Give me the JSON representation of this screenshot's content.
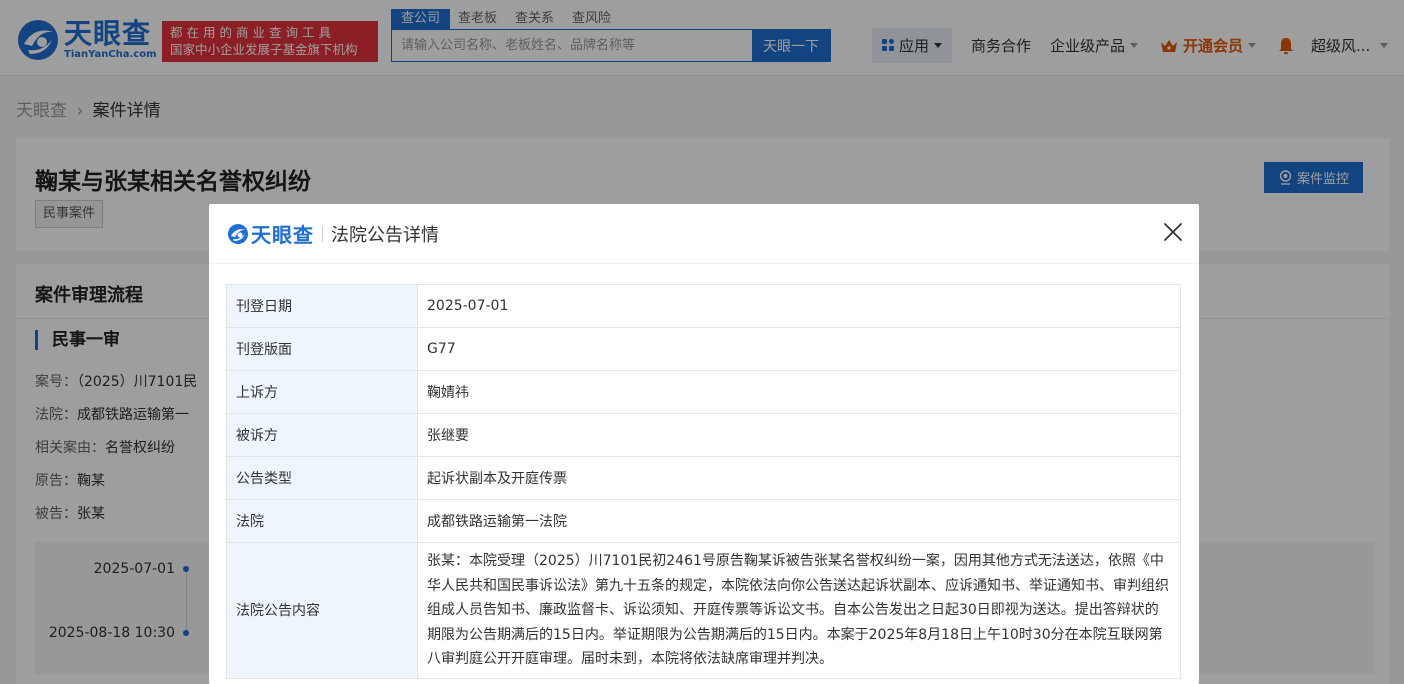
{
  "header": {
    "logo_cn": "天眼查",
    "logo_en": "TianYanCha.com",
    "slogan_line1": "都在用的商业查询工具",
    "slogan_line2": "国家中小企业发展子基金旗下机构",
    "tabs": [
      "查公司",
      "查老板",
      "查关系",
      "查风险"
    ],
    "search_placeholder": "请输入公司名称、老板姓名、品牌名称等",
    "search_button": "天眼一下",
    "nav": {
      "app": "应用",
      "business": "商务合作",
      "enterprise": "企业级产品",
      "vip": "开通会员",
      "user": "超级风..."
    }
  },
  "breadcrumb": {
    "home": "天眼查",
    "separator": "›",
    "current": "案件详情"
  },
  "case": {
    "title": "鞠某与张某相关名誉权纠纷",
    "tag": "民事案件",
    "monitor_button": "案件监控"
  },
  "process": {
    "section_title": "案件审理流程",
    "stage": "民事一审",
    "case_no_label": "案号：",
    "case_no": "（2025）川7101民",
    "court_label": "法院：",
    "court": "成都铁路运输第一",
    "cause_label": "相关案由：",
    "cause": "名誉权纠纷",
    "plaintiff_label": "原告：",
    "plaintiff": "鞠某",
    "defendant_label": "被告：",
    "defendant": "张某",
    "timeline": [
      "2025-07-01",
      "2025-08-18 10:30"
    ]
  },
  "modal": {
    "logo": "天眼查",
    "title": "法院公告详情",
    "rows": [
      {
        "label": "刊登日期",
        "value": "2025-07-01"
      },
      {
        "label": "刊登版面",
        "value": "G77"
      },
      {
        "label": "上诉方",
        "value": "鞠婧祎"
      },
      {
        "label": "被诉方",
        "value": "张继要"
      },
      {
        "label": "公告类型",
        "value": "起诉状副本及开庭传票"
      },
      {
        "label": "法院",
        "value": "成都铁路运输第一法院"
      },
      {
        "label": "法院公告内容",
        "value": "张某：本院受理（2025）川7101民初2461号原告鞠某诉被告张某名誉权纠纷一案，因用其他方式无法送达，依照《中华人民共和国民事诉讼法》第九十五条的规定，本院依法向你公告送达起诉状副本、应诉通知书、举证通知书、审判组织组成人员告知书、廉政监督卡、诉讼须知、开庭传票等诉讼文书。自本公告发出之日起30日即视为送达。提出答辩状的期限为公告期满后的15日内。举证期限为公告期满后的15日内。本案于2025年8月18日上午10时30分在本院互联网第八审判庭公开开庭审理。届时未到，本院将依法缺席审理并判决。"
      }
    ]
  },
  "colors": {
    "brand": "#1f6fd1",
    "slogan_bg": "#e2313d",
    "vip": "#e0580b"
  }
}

* * *

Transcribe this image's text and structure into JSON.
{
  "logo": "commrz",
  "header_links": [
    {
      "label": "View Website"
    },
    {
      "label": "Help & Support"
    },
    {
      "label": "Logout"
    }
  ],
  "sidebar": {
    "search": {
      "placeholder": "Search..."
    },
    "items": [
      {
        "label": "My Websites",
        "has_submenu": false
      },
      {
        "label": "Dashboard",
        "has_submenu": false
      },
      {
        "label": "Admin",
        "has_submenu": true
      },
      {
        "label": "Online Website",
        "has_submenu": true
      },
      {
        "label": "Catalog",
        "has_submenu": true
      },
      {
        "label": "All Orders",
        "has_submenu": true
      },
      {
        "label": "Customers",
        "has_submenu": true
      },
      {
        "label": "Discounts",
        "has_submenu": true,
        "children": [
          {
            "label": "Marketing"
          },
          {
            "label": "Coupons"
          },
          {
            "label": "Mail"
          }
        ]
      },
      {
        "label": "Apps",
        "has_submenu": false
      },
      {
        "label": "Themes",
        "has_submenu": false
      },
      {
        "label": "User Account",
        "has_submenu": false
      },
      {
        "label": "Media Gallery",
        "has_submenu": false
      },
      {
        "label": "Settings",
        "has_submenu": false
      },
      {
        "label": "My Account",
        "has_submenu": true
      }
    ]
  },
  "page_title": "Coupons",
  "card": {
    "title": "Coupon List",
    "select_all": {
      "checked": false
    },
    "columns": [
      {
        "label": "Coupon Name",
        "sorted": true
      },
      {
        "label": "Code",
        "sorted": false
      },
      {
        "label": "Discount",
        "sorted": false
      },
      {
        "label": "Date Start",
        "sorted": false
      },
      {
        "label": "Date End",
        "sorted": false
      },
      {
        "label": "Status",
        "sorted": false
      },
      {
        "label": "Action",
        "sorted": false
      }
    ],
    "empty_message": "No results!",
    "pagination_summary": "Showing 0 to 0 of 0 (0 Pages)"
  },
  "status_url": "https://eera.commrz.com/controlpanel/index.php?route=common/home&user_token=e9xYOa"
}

* * *

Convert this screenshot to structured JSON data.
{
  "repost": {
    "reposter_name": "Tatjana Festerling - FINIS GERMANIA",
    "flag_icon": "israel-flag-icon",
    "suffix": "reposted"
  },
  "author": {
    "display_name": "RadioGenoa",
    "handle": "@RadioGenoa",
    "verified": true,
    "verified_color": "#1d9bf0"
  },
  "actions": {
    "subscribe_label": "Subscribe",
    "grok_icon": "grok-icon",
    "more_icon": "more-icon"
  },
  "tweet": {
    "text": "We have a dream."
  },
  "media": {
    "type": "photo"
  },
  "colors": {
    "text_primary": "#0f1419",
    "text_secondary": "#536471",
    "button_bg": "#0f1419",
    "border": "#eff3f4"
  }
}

_WHAT TO DO:_
Return each line with "home".

_ANSWER TO THIS TASK:_
    "home": "天眼查",
  "status_url": "https://eera.commrz.com/controlpanel/index.php?route=common/home&user_token=e9xYOa"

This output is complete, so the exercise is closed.